_Materials provided_.
-=-=-=-=-

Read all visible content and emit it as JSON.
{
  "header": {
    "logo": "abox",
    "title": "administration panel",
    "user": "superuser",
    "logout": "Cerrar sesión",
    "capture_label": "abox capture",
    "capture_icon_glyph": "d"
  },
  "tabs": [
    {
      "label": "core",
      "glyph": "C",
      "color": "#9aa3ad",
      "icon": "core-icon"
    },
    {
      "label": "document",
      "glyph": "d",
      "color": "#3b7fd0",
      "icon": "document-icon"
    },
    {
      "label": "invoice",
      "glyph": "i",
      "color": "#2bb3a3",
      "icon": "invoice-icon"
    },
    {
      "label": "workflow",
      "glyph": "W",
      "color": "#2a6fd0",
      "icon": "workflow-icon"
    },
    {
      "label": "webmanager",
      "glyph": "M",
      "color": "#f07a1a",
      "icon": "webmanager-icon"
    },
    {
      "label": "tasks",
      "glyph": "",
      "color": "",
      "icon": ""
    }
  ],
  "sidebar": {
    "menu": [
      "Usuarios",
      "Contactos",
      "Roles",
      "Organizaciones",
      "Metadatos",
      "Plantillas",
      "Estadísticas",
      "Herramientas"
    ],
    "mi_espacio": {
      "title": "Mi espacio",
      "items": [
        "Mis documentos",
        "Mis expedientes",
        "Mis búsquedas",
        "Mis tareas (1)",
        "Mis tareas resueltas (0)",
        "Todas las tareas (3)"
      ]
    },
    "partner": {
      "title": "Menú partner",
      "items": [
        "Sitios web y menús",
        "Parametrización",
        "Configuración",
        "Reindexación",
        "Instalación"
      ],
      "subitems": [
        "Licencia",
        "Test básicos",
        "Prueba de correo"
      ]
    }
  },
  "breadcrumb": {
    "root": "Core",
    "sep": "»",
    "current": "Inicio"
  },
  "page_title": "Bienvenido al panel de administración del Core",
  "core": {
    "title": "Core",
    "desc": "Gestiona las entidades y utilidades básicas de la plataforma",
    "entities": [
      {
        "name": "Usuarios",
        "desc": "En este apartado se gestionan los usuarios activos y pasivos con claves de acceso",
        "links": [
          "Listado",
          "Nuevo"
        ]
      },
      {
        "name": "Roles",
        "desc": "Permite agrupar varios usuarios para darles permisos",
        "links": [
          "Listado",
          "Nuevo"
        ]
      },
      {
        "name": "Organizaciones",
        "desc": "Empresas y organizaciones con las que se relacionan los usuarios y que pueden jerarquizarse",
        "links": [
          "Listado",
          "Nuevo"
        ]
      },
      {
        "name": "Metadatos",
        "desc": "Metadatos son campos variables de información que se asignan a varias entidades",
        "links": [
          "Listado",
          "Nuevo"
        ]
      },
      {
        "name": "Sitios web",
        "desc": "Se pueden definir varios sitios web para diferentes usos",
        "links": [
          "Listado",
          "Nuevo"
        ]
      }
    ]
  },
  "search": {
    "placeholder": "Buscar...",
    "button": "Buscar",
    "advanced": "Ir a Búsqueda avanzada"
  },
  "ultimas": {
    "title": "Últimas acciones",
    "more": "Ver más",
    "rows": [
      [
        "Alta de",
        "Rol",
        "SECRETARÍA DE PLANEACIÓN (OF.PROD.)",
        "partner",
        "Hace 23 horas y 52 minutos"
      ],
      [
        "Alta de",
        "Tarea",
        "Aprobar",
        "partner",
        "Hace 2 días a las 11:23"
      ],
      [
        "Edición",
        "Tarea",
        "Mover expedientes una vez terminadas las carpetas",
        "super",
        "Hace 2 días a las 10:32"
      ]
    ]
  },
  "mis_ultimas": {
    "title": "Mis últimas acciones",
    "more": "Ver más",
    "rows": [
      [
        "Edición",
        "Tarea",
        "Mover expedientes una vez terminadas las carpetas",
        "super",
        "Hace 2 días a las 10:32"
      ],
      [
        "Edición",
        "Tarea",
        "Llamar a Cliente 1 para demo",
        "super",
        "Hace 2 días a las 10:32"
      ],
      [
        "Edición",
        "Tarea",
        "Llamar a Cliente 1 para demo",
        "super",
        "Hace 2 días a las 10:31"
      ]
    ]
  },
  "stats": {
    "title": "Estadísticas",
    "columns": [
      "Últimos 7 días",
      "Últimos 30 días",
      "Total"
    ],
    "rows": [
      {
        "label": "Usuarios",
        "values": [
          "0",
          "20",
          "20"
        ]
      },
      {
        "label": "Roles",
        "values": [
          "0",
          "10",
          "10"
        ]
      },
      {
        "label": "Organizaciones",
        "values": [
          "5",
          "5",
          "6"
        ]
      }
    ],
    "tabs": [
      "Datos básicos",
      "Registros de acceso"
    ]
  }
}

-=-=-=-=-

_Objective_.
Print every record above exactly as written.

_Result of this exercise_.
Read all visible content and emit it as JSON.
{
  "header": {
    "logo": "abox",
    "title": "administration panel",
    "user": "superuser",
    "logout": "Cerrar sesión",
    "capture_label": "abox capture",
    "capture_icon_glyph": "d"
  },
  "tabs": [
    {
      "label": "core",
      "glyph": "C",
      "color": "#9aa3ad",
      "icon": "core-icon"
    },
    {
      "label": "document",
      "glyph": "d",
      "color": "#3b7fd0",
      "icon": "document-icon"
    },
    {
      "label": "invoice",
      "glyph": "i",
      "color": "#2bb3a3",
      "icon": "invoice-icon"
    },
    {
      "label": "workflow",
      "glyph": "W",
      "color": "#2a6fd0",
      "icon": "workflow-icon"
    },
    {
      "label": "webmanager",
      "glyph": "M",
      "color": "#f07a1a",
      "icon": "webmanager-icon"
    },
    {
      "label": "tasks",
      "glyph": "",
      "color": "",
      "icon": ""
    }
  ],
  "sidebar": {
    "menu": [
      "Usuarios",
      "Contactos",
      "Roles",
      "Organizaciones",
      "Metadatos",
      "Plantillas",
      "Estadísticas",
      "Herramientas"
    ],
    "mi_espacio": {
      "title": "Mi espacio",
      "items": [
        "Mis documentos",
        "Mis expedientes",
        "Mis búsquedas",
        "Mis tareas (1)",
        "Mis tareas resueltas (0)",
        "Todas las tareas (3)"
      ]
    },
    "partner": {
      "title": "Menú partner",
      "items": [
        "Sitios web y menús",
        "Parametrización",
        "Configuración",
        "Reindexación",
        "Instalación"
      ],
      "subitems": [
        "Licencia",
        "Test básicos",
        "Prueba de correo"
      ]
    }
  },
  "breadcrumb": {
    "root": "Core",
    "sep": "»",
    "current": "Inicio"
  },
  "page_title": "Bienvenido al panel de administración del Core",
  "core": {
    "title": "Core",
    "desc": "Gestiona las entidades y utilidades básicas de la plataforma",
    "entities": [
      {
        "name": "Usuarios",
        "desc": "En este apartado se gestionan los usuarios activos y pasivos con claves de acceso",
        "links": [
          "Listado",
          "Nuevo"
        ]
      },
      {
        "name": "Roles",
        "desc": "Permite agrupar varios usuarios para darles permisos",
        "links": [
          "Listado",
          "Nuevo"
        ]
      },
      {
        "name": "Organizaciones",
        "desc": "Empresas y organizaciones con las que se relacionan los usuarios y que pueden jerarquizarse",
        "links": [
          "Listado",
          "Nuevo"
        ]
      },
      {
        "name": "Metadatos",
        "desc": "Metadatos son campos variables de información que se asignan a varias entidades",
        "links": [
          "Listado",
          "Nuevo"
        ]
      },
      {
        "name": "Sitios web",
        "desc": "Se pueden definir varios sitios web para diferentes usos",
        "links": [
          "Listado",
          "Nuevo"
        ]
      }
    ]
  },
  "search": {
    "placeholder": "Buscar...",
    "button": "Buscar",
    "advanced": "Ir a Búsqueda avanzada"
  },
  "ultimas": {
    "title": "Últimas acciones",
    "more": "Ver más",
    "rows": [
      [
        "Alta de",
        "Rol",
        "SECRETARÍA DE PLANEACIÓN (OF.PROD.)",
        "partner",
        "Hace 23 horas y 52 minutos"
      ],
      [
        "Alta de",
        "Tarea",
        "Aprobar",
        "partner",
        "Hace 2 días a las 11:23"
      ],
      [
        "Edición",
        "Tarea",
        "Mover expedientes una vez terminadas las carpetas",
        "super",
        "Hace 2 días a las 10:32"
      ]
    ]
  },
  "mis_ultimas": {
    "title": "Mis últimas acciones",
    "more": "Ver más",
    "rows": [
      [
        "Edición",
        "Tarea",
        "Mover expedientes una vez terminadas las carpetas",
        "super",
        "Hace 2 días a las 10:32"
      ],
      [
        "Edición",
        "Tarea",
        "Llamar a Cliente 1 para demo",
        "super",
        "Hace 2 días a las 10:32"
      ],
      [
        "Edición",
        "Tarea",
        "Llamar a Cliente 1 para demo",
        "super",
        "Hace 2 días a las 10:31"
      ]
    ]
  },
  "stats": {
    "title": "Estadísticas",
    "columns": [
      "Últimos 7 días",
      "Últimos 30 días",
      "Total"
    ],
    "rows": [
      {
        "label": "Usuarios",
        "values": [
          "0",
          "20",
          "20"
        ]
      },
      {
        "label": "Roles",
        "values": [
          "0",
          "10",
          "10"
        ]
      },
      {
        "label": "Organizaciones",
        "values": [
          "5",
          "5",
          "6"
        ]
      }
    ],
    "tabs": [
      "Datos básicos",
      "Registros de acceso"
    ]
  }
}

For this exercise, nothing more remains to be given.